*SHORT EXERCISE*. Can the data below be echoed back word for word?

(Stored dataset items)
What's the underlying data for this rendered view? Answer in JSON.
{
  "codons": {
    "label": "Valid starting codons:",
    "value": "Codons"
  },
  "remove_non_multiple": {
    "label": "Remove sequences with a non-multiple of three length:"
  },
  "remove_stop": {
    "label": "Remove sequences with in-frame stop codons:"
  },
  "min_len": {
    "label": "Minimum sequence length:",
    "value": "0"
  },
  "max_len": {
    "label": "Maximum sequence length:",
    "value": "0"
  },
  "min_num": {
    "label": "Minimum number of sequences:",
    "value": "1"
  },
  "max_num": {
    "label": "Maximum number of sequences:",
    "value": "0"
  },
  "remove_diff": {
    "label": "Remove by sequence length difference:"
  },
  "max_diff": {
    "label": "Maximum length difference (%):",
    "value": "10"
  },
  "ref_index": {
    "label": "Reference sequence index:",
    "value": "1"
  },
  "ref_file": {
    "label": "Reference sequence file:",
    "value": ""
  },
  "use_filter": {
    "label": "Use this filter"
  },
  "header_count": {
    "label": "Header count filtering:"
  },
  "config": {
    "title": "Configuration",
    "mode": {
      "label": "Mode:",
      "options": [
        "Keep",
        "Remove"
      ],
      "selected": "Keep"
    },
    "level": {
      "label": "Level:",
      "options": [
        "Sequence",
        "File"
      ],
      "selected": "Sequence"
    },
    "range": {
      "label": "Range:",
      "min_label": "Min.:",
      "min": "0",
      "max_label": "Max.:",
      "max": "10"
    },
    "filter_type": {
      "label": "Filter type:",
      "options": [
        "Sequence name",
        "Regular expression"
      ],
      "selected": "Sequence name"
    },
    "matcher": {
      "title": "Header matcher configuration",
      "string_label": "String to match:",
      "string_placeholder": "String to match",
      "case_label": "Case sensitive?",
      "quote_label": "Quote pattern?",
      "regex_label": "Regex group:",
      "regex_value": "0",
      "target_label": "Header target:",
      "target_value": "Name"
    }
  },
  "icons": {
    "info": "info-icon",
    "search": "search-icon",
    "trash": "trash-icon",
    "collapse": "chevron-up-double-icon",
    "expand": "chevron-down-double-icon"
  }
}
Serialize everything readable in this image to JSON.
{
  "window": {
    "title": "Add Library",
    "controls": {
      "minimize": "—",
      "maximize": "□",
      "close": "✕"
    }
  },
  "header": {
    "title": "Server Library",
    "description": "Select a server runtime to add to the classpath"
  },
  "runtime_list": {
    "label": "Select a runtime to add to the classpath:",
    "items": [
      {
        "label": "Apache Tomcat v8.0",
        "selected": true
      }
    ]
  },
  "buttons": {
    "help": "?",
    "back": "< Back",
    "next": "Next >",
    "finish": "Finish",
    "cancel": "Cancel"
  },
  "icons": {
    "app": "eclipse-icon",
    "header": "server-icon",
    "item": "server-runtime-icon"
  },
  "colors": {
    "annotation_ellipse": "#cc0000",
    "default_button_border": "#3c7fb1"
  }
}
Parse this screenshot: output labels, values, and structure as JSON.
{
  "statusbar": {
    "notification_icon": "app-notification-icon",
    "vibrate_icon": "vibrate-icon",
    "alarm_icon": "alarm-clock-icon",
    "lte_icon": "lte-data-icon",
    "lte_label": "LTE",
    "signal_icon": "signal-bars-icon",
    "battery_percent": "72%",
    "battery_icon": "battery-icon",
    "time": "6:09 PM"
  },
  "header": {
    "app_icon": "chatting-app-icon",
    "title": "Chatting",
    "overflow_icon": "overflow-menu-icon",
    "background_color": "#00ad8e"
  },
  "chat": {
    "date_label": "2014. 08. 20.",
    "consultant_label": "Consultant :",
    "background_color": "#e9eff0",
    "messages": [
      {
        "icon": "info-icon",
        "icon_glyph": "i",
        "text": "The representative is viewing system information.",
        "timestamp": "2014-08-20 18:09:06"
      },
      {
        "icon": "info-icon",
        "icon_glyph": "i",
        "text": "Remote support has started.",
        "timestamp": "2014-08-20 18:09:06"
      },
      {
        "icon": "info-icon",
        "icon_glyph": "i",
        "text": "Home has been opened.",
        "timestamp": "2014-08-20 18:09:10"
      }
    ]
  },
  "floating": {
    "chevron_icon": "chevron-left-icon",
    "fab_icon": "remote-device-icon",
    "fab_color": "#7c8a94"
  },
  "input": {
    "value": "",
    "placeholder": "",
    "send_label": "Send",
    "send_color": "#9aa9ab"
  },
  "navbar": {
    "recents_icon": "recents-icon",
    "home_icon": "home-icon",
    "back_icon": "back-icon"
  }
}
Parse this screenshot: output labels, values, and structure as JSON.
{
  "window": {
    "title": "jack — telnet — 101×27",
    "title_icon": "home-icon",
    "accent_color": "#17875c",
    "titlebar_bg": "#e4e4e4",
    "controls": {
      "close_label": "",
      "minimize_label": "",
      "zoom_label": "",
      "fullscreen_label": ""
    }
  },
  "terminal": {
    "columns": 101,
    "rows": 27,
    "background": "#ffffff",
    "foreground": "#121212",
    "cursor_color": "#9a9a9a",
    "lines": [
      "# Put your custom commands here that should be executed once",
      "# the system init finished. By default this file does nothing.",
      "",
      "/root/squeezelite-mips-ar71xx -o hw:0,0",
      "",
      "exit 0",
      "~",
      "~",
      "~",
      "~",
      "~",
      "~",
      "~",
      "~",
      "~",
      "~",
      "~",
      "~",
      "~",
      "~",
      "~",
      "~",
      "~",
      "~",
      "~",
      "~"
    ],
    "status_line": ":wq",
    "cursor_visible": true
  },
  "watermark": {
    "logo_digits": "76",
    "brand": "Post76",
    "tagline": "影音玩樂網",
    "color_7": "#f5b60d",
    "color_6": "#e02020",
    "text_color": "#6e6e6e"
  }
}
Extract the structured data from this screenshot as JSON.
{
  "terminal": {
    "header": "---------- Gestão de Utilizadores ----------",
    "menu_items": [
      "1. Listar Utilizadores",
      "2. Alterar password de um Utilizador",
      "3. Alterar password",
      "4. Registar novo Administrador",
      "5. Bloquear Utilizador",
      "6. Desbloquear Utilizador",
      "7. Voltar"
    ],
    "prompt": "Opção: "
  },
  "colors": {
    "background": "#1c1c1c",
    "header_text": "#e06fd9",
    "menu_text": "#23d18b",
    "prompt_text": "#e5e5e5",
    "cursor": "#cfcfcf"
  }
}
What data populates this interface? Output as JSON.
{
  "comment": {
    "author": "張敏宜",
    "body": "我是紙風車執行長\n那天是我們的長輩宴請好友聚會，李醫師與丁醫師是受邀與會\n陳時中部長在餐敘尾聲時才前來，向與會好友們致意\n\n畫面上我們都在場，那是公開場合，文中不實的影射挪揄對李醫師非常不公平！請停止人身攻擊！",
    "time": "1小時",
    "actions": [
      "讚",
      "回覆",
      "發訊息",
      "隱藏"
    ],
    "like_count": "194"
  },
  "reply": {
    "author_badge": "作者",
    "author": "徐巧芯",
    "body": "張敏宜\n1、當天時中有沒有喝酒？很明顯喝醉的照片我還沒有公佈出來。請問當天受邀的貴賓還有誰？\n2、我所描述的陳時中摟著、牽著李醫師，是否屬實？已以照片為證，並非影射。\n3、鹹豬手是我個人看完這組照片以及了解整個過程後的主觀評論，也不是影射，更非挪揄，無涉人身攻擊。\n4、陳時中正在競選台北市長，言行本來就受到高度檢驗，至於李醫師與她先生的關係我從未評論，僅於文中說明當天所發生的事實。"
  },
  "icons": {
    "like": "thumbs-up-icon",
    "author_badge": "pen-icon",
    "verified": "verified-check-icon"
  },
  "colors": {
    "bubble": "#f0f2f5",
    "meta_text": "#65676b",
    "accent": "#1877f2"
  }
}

*THE RESULT*.
What's the underlying data for this rendered view? Answer in JSON.
{
  "codons": {
    "label": "Valid starting codons:",
    "value": "Codons"
  },
  "remove_non_multiple": {
    "label": "Remove sequences with a non-multiple of three length:"
  },
  "remove_stop": {
    "label": "Remove sequences with in-frame stop codons:"
  },
  "min_len": {
    "label": "Minimum sequence length:",
    "value": "0"
  },
  "max_len": {
    "label": "Maximum sequence length:",
    "value": "0"
  },
  "min_num": {
    "label": "Minimum number of sequences:",
    "value": "1"
  },
  "max_num": {
    "label": "Maximum number of sequences:",
    "value": "0"
  },
  "remove_diff": {
    "label": "Remove by sequence length difference:"
  },
  "max_diff": {
    "label": "Maximum length difference (%):",
    "value": "10"
  },
  "ref_index": {
    "label": "Reference sequence index:",
    "value": "1"
  },
  "ref_file": {
    "label": "Reference sequence file:",
    "value": ""
  },
  "use_filter": {
    "label": "Use this filter"
  },
  "header_count": {
    "label": "Header count filtering:"
  },
  "config": {
    "title": "Configuration",
    "mode": {
      "label": "Mode:",
      "options": [
        "Keep",
        "Remove"
      ],
      "selected": "Keep"
    },
    "level": {
      "label": "Level:",
      "options": [
        "Sequence",
        "File"
      ],
      "selected": "Sequence"
    },
    "range": {
      "label": "Range:",
      "min_label": "Min.:",
      "min": "0",
      "max_label": "Max.:",
      "max": "10"
    },
    "filter_type": {
      "label": "Filter type:",
      "options": [
        "Sequence name",
        "Regular expression"
      ],
      "selected": "Sequence name"
    },
    "matcher": {
      "title": "Header matcher configuration",
      "string_label": "String to match:",
      "string_placeholder": "String to match",
      "case_label": "Case sensitive?",
      "quote_label": "Quote pattern?",
      "regex_label": "Regex group:",
      "regex_value": "0",
      "target_label": "Header target:",
      "target_value": "Name"
    }
  },
  "icons": {
    "info": "info-icon",
    "search": "search-icon",
    "trash": "trash-icon",
    "collapse": "chevron-up-double-icon",
    "expand": "chevron-down-double-icon"
  }
}
Serialize everything readable in this image to JSON.
{
  "window": {
    "title": "Add Library",
    "controls": {
      "minimize": "—",
      "maximize": "□",
      "close": "✕"
    }
  },
  "header": {
    "title": "Server Library",
    "description": "Select a server runtime to add to the classpath"
  },
  "runtime_list": {
    "label": "Select a runtime to add to the classpath:",
    "items": [
      {
        "label": "Apache Tomcat v8.0",
        "selected": true
      }
    ]
  },
  "buttons": {
    "help": "?",
    "back": "< Back",
    "next": "Next >",
    "finish": "Finish",
    "cancel": "Cancel"
  },
  "icons": {
    "app": "eclipse-icon",
    "header": "server-icon",
    "item": "server-runtime-icon"
  },
  "colors": {
    "annotation_ellipse": "#cc0000",
    "default_button_border": "#3c7fb1"
  }
}
Parse this screenshot: output labels, values, and structure as JSON.
{
  "statusbar": {
    "notification_icon": "app-notification-icon",
    "vibrate_icon": "vibrate-icon",
    "alarm_icon": "alarm-clock-icon",
    "lte_icon": "lte-data-icon",
    "lte_label": "LTE",
    "signal_icon": "signal-bars-icon",
    "battery_percent": "72%",
    "battery_icon": "battery-icon",
    "time": "6:09 PM"
  },
  "header": {
    "app_icon": "chatting-app-icon",
    "title": "Chatting",
    "overflow_icon": "overflow-menu-icon",
    "background_color": "#00ad8e"
  },
  "chat": {
    "date_label": "2014. 08. 20.",
    "consultant_label": "Consultant :",
    "background_color": "#e9eff0",
    "messages": [
      {
        "icon": "info-icon",
        "icon_glyph": "i",
        "text": "The representative is viewing system information.",
        "timestamp": "2014-08-20 18:09:06"
      },
      {
        "icon": "info-icon",
        "icon_glyph": "i",
        "text": "Remote support has started.",
        "timestamp": "2014-08-20 18:09:06"
      },
      {
        "icon": "info-icon",
        "icon_glyph": "i",
        "text": "Home has been opened.",
        "timestamp": "2014-08-20 18:09:10"
      }
    ]
  },
  "floating": {
    "chevron_icon": "chevron-left-icon",
    "fab_icon": "remote-device-icon",
    "fab_color": "#7c8a94"
  },
  "input": {
    "value": "",
    "placeholder": "",
    "send_label": "Send",
    "send_color": "#9aa9ab"
  },
  "navbar": {
    "recents_icon": "recents-icon",
    "home_icon": "home-icon",
    "back_icon": "back-icon"
  }
}
Parse this screenshot: output labels, values, and structure as JSON.
{
  "window": {
    "title": "jack — telnet — 101×27",
    "title_icon": "home-icon",
    "accent_color": "#17875c",
    "titlebar_bg": "#e4e4e4",
    "controls": {
      "close_label": "",
      "minimize_label": "",
      "zoom_label": "",
      "fullscreen_label": ""
    }
  },
  "terminal": {
    "columns": 101,
    "rows": 27,
    "background": "#ffffff",
    "foreground": "#121212",
    "cursor_color": "#9a9a9a",
    "lines": [
      "# Put your custom commands here that should be executed once",
      "# the system init finished. By default this file does nothing.",
      "",
      "/root/squeezelite-mips-ar71xx -o hw:0,0",
      "",
      "exit 0",
      "~",
      "~",
      "~",
      "~",
      "~",
      "~",
      "~",
      "~",
      "~",
      "~",
      "~",
      "~",
      "~",
      "~",
      "~",
      "~",
      "~",
      "~",
      "~",
      "~"
    ],
    "status_line": ":wq",
    "cursor_visible": true
  },
  "watermark": {
    "logo_digits": "76",
    "brand": "Post76",
    "tagline": "影音玩樂網",
    "color_7": "#f5b60d",
    "color_6": "#e02020",
    "text_color": "#6e6e6e"
  }
}
Extract the structured data from this screenshot as JSON.
{
  "terminal": {
    "header": "---------- Gestão de Utilizadores ----------",
    "menu_items": [
      "1. Listar Utilizadores",
      "2. Alterar password de um Utilizador",
      "3. Alterar password",
      "4. Registar novo Administrador",
      "5. Bloquear Utilizador",
      "6. Desbloquear Utilizador",
      "7. Voltar"
    ],
    "prompt": "Opção: "
  },
  "colors": {
    "background": "#1c1c1c",
    "header_text": "#e06fd9",
    "menu_text": "#23d18b",
    "prompt_text": "#e5e5e5",
    "cursor": "#cfcfcf"
  }
}
What data populates this interface? Output as JSON.
{
  "comment": {
    "author": "張敏宜",
    "body": "我是紙風車執行長\n那天是我們的長輩宴請好友聚會，李醫師與丁醫師是受邀與會\n陳時中部長在餐敘尾聲時才前來，向與會好友們致意\n\n畫面上我們都在場，那是公開場合，文中不實的影射挪揄對李醫師非常不公平！請停止人身攻擊！",
    "time": "1小時",
    "actions": [
      "讚",
      "回覆",
      "發訊息",
      "隱藏"
    ],
    "like_count": "194"
  },
  "reply": {
    "author_badge": "作者",
    "author": "徐巧芯",
    "body": "張敏宜\n1、當天時中有沒有喝酒？很明顯喝醉的照片我還沒有公佈出來。請問當天受邀的貴賓還有誰？\n2、我所描述的陳時中摟著、牽著李醫師，是否屬實？已以照片為證，並非影射。\n3、鹹豬手是我個人看完這組照片以及了解整個過程後的主觀評論，也不是影射，更非挪揄，無涉人身攻擊。\n4、陳時中正在競選台北市長，言行本來就受到高度檢驗，至於李醫師與她先生的關係我從未評論，僅於文中說明當天所發生的事實。"
  },
  "icons": {
    "like": "thumbs-up-icon",
    "author_badge": "pen-icon",
    "verified": "verified-check-icon"
  },
  "colors": {
    "bubble": "#f0f2f5",
    "meta_text": "#65676b",
    "accent": "#1877f2"
  }
}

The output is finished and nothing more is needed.